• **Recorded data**

(begin)

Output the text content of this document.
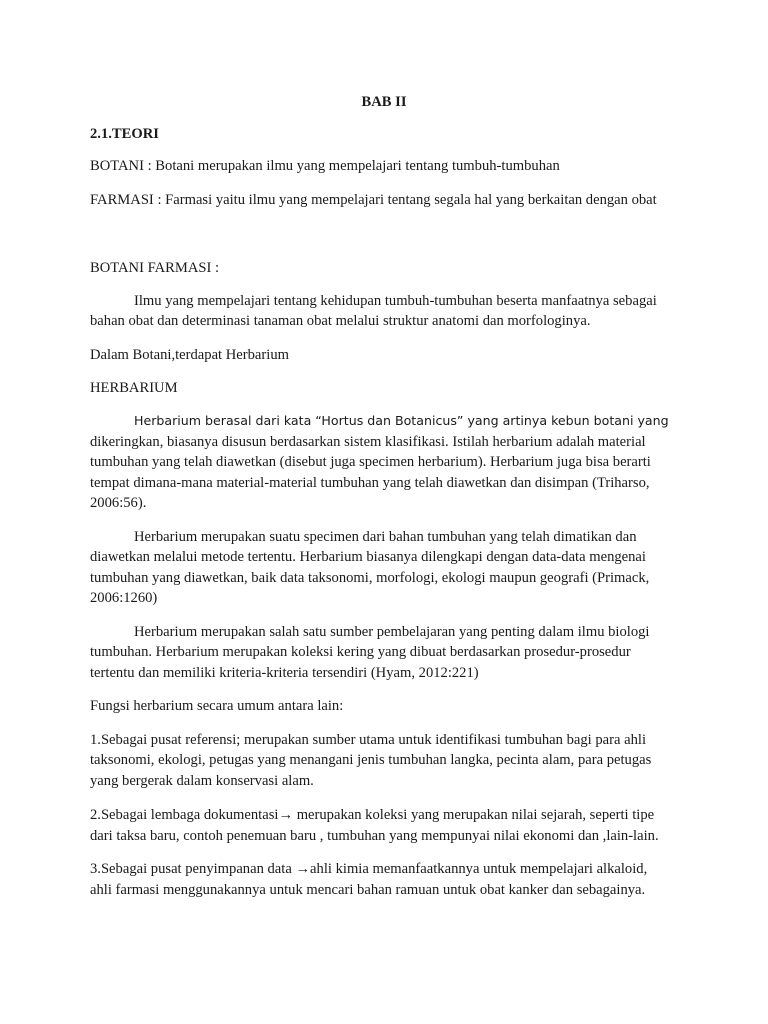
BAB II

2.1.TEORI

BOTANI : Botani merupakan ilmu yang mempelajari tentang tumbuh-tumbuhan

FARMASI : Farmasi yaitu ilmu yang mempelajari tentang segala hal yang berkaitan dengan obat

BOTANI FARMASI :

Ilmu yang mempelajari tentang kehidupan tumbuh-tumbuhan beserta manfaatnya sebagai

bahan obat dan determinasi tanaman obat melalui struktur anatomi dan morfologinya.

Dalam Botani,terdapat Herbarium

HERBARIUM

Herbarium berasal dari kata “Hortus dan Botanicus” yang artinya kebun botani yang

dikeringkan, biasanya disusun berdasarkan sistem klasifikasi. Istilah herbarium adalah material

tumbuhan yang telah diawetkan (disebut juga specimen herbarium). Herbarium juga bisa berarti

tempat dimana-mana material-material tumbuhan yang telah diawetkan dan disimpan (Triharso,

2006:56).

Herbarium merupakan suatu specimen dari bahan tumbuhan yang telah dimatikan dan

diawetkan melalui metode tertentu. Herbarium biasanya dilengkapi dengan data-data mengenai

tumbuhan yang diawetkan, baik data taksonomi, morfologi, ekologi maupun geografi (Primack,

2006:1260)

Herbarium merupakan salah satu sumber pembelajaran yang penting dalam ilmu biologi

tumbuhan. Herbarium merupakan koleksi kering yang dibuat berdasarkan prosedur-prosedur

tertentu dan memiliki kriteria-kriteria tersendiri (Hyam, 2012:221)

Fungsi herbarium secara umum antara lain:

1.Sebagai pusat referensi; merupakan sumber utama untuk identifikasi tumbuhan bagi para ahli

taksonomi, ekologi, petugas yang menangani jenis tumbuhan langka, pecinta alam, para petugas

yang bergerak dalam konservasi alam.

2.Sebagai lembaga dokumentasi→ merupakan koleksi yang merupakan nilai sejarah, seperti tipe

dari taksa baru, contoh penemuan baru , tumbuhan yang mempunyai nilai ekonomi dan ,lain-lain.

3.Sebagai pusat penyimpanan data →ahli kimia memanfaatkannya untuk mempelajari alkaloid,

ahli farmasi menggunakannya untuk mencari bahan ramuan untuk obat kanker dan sebagainya.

(end)

• **STATED PROBLEM**
Copy out each line exactly, without the pictures.

• **SOLUTION TO THE EXERCISE**
Output the text content of this document.
BAB II

2.1.TEORI

BOTANI : Botani merupakan ilmu yang mempelajari tentang tumbuh-tumbuhan

FARMASI : Farmasi yaitu ilmu yang mempelajari tentang segala hal yang berkaitan dengan obat

BOTANI FARMASI :

Ilmu yang mempelajari tentang kehidupan tumbuh-tumbuhan beserta manfaatnya sebagai

bahan obat dan determinasi tanaman obat melalui struktur anatomi dan morfologinya.

Dalam Botani,terdapat Herbarium

HERBARIUM

Herbarium berasal dari kata “Hortus dan Botanicus” yang artinya kebun botani yang

dikeringkan, biasanya disusun berdasarkan sistem klasifikasi. Istilah herbarium adalah material

tumbuhan yang telah diawetkan (disebut juga specimen herbarium). Herbarium juga bisa berarti

tempat dimana-mana material-material tumbuhan yang telah diawetkan dan disimpan (Triharso,

2006:56).

Herbarium merupakan suatu specimen dari bahan tumbuhan yang telah dimatikan dan

diawetkan melalui metode tertentu. Herbarium biasanya dilengkapi dengan data-data mengenai

tumbuhan yang diawetkan, baik data taksonomi, morfologi, ekologi maupun geografi (Primack,

2006:1260)

Herbarium merupakan salah satu sumber pembelajaran yang penting dalam ilmu biologi

tumbuhan. Herbarium merupakan koleksi kering yang dibuat berdasarkan prosedur-prosedur

tertentu dan memiliki kriteria-kriteria tersendiri (Hyam, 2012:221)

Fungsi herbarium secara umum antara lain:

1.Sebagai pusat referensi; merupakan sumber utama untuk identifikasi tumbuhan bagi para ahli

taksonomi, ekologi, petugas yang menangani jenis tumbuhan langka, pecinta alam, para petugas

yang bergerak dalam konservasi alam.

2.Sebagai lembaga dokumentasi→ merupakan koleksi yang merupakan nilai sejarah, seperti tipe

dari taksa baru, contoh penemuan baru , tumbuhan yang mempunyai nilai ekonomi dan ,lain-lain.

3.Sebagai pusat penyimpanan data →ahli kimia memanfaatkannya untuk mempelajari alkaloid,

ahli farmasi menggunakannya untuk mencari bahan ramuan untuk obat kanker dan sebagainya.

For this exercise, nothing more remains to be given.